Work required → Look for the word "username" in the entries below, then copy every line that has it.

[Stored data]
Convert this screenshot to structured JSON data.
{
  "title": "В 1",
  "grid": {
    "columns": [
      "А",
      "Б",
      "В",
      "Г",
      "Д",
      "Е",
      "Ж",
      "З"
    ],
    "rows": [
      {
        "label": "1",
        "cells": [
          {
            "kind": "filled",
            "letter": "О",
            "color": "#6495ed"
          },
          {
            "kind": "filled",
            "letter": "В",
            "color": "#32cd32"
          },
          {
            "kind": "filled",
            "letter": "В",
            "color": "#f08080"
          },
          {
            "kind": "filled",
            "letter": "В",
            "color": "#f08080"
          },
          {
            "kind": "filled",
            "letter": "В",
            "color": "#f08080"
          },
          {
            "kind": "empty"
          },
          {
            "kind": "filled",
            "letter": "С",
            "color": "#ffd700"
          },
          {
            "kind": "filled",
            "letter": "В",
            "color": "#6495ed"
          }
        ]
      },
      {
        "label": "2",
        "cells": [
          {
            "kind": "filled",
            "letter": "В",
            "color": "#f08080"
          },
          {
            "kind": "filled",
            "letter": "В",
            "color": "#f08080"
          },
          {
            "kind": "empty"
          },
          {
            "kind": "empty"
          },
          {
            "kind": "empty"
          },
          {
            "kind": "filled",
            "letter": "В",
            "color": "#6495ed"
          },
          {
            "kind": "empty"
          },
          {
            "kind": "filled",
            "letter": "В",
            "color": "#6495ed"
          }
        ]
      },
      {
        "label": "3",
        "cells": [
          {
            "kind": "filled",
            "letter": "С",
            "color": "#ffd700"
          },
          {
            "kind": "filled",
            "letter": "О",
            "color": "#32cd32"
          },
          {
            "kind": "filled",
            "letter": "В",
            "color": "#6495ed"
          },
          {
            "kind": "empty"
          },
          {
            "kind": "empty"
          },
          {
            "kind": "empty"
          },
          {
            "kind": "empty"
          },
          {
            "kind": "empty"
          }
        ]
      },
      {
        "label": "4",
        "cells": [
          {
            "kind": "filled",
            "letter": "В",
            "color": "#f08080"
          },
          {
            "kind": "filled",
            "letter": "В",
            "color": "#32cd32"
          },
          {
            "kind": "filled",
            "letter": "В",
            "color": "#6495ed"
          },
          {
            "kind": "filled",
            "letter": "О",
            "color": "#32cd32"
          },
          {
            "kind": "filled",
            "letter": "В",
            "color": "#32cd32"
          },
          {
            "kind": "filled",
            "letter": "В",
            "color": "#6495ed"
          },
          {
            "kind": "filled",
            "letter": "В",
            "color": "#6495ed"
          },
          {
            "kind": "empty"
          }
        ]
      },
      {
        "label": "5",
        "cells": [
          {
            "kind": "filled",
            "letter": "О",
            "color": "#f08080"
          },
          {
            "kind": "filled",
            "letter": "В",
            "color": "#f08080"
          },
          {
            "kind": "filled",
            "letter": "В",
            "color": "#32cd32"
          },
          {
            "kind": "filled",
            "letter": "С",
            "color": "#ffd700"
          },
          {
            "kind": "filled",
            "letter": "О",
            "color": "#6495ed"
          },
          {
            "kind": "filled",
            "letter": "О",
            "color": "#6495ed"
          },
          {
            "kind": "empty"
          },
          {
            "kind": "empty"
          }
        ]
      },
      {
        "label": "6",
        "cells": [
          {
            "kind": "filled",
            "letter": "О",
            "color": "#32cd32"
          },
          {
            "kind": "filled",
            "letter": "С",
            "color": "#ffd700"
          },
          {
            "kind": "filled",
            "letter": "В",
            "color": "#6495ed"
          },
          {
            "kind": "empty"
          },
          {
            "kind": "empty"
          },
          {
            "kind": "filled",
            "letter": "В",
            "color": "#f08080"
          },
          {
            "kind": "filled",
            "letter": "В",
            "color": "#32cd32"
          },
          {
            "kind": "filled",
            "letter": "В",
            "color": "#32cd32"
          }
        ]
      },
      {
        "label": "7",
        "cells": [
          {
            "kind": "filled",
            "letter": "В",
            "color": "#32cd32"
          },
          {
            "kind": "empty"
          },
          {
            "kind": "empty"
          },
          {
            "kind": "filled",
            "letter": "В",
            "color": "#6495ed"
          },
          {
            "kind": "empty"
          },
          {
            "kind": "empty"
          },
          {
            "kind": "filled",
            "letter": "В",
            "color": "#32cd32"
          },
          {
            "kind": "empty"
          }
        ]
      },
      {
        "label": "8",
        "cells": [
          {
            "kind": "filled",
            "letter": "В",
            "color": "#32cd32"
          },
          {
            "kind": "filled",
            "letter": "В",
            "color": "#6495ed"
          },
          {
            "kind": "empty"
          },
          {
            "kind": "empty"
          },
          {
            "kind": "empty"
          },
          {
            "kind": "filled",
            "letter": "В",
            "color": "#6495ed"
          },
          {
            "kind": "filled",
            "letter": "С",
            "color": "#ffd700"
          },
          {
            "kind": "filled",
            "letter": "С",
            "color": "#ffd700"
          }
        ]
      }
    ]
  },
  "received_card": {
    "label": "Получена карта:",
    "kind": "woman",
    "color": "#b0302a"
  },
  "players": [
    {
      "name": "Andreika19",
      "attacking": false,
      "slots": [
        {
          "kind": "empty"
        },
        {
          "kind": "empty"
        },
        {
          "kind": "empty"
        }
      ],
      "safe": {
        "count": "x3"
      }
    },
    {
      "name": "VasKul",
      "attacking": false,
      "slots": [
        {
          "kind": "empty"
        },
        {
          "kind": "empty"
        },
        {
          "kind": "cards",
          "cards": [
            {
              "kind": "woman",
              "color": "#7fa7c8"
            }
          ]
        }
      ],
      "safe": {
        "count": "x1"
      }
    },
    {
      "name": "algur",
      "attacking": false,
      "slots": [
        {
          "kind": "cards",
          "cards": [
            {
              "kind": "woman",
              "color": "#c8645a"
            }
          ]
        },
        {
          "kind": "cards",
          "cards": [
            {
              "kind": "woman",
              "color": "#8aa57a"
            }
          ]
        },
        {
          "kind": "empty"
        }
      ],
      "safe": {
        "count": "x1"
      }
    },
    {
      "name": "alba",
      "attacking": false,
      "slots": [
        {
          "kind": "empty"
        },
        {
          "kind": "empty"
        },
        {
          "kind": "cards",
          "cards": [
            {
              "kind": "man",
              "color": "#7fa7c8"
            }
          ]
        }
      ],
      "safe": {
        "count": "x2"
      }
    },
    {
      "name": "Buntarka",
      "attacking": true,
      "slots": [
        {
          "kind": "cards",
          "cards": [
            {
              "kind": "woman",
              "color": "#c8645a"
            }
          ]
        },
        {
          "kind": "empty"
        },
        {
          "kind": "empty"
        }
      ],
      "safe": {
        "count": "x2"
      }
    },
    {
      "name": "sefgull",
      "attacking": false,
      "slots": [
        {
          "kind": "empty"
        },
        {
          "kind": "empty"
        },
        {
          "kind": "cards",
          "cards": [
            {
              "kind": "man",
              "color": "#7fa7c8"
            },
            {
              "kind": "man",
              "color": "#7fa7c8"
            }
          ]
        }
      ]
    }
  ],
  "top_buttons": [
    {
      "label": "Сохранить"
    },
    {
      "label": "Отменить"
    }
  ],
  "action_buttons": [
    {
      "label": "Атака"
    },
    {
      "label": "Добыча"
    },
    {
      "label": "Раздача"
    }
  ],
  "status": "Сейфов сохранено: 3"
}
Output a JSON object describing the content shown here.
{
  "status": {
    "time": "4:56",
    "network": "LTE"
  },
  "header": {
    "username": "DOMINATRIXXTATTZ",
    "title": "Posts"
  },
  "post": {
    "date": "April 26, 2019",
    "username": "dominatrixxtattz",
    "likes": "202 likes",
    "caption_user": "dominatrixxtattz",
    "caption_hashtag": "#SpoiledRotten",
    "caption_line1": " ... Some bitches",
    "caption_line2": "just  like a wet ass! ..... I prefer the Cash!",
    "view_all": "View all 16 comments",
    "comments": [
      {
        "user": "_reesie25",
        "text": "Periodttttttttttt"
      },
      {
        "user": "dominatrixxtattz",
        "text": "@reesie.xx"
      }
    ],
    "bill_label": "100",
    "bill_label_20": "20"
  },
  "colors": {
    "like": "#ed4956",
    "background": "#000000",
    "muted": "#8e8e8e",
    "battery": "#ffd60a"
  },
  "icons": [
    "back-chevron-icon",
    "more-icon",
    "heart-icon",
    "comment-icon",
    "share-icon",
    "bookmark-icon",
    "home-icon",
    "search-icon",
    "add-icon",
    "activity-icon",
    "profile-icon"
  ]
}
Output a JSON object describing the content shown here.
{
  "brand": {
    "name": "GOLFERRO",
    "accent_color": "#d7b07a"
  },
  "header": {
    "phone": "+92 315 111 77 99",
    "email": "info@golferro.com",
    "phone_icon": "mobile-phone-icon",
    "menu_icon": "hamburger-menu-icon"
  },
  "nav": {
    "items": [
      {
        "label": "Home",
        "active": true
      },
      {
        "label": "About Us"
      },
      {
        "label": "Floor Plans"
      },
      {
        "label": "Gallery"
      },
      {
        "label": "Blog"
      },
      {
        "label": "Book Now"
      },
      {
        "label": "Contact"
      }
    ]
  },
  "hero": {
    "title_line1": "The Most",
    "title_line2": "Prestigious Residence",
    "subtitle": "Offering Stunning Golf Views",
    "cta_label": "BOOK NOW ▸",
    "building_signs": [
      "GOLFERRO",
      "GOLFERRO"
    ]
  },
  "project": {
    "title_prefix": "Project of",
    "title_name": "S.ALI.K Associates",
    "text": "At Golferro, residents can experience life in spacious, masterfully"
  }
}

Complete response →
    "username": "DOMINATRIXXTATTZ",
    "username": "dominatrixxtattz",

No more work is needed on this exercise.